AIM OF THE TASK
Quote the records in full and leave their pictures out.

DATA EXTRACT
--- Begin ---
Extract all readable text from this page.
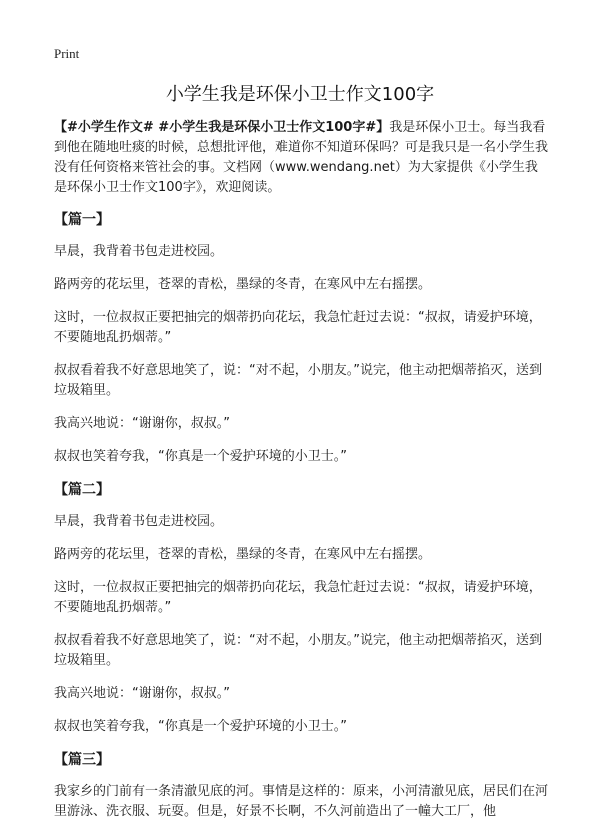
Print
小学生我是环保小卫士作文100字

【#小学生作文# #小学生我是环保小卫士作文100字#】我是环保小卫士。每当我看到他在随地吐痰的时候，总想批评他，难道你不知道环保吗？可是我只是一名小学生我没有任何资格来管社会的事。文档网（www.wendang.net）为大家提供《小学生我是环保小卫士作文100字》，欢迎阅读。

【篇一】

早晨，我背着书包走进校园。

路两旁的花坛里，苍翠的青松，墨绿的冬青，在寒风中左右摇摆。

这时，一位叔叔正要把抽完的烟蒂扔向花坛，我急忙赶过去说：“叔叔，请爱护环境，不要随地乱扔烟蒂。”

叔叔看着我不好意思地笑了，说：“对不起，小朋友。”说完，他主动把烟蒂掐灭，送到垃圾箱里。

我高兴地说：“谢谢你，叔叔。”

叔叔也笑着夸我，“你真是一个爱护环境的小卫士。”

【篇二】

早晨，我背着书包走进校园。

路两旁的花坛里，苍翠的青松，墨绿的冬青，在寒风中左右摇摆。

这时，一位叔叔正要把抽完的烟蒂扔向花坛，我急忙赶过去说：“叔叔，请爱护环境，不要随地乱扔烟蒂。”

叔叔看着我不好意思地笑了，说：“对不起，小朋友。”说完，他主动把烟蒂掐灭，送到垃圾箱里。

我高兴地说：“谢谢你，叔叔。”

叔叔也笑着夸我，“你真是一个爱护环境的小卫士。”

【篇三】

我家乡的门前有一条清澈见底的河。事情是这样的：原来，小河清澈见底，居民们在河里游泳、洗衣服、玩耍。但是，好景不长啊，不久河前造出了一幢大工厂，他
--- End ---
FULL OUTPUT
Extract all readable text from this page.
Print
小学生我是环保小卫士作文100字

【#小学生作文# #小学生我是环保小卫士作文100字#】我是环保小卫士。每当我看到他在随地吐痰的时候，总想批评他，难道你不知道环保吗？可是我只是一名小学生我没有任何资格来管社会的事。文档网（www.wendang.net）为大家提供《小学生我是环保小卫士作文100字》，欢迎阅读。

【篇一】

早晨，我背着书包走进校园。

路两旁的花坛里，苍翠的青松，墨绿的冬青，在寒风中左右摇摆。

这时，一位叔叔正要把抽完的烟蒂扔向花坛，我急忙赶过去说：“叔叔，请爱护环境，不要随地乱扔烟蒂。”

叔叔看着我不好意思地笑了，说：“对不起，小朋友。”说完，他主动把烟蒂掐灭，送到垃圾箱里。

我高兴地说：“谢谢你，叔叔。”

叔叔也笑着夸我，“你真是一个爱护环境的小卫士。”

【篇二】

早晨，我背着书包走进校园。

路两旁的花坛里，苍翠的青松，墨绿的冬青，在寒风中左右摇摆。

这时，一位叔叔正要把抽完的烟蒂扔向花坛，我急忙赶过去说：“叔叔，请爱护环境，不要随地乱扔烟蒂。”

叔叔看着我不好意思地笑了，说：“对不起，小朋友。”说完，他主动把烟蒂掐灭，送到垃圾箱里。

我高兴地说：“谢谢你，叔叔。”

叔叔也笑着夸我，“你真是一个爱护环境的小卫士。”

【篇三】

我家乡的门前有一条清澈见底的河。事情是这样的：原来，小河清澈见底，居民们在河里游泳、洗衣服、玩耍。但是，好景不长啊，不久河前造出了一幢大工厂，他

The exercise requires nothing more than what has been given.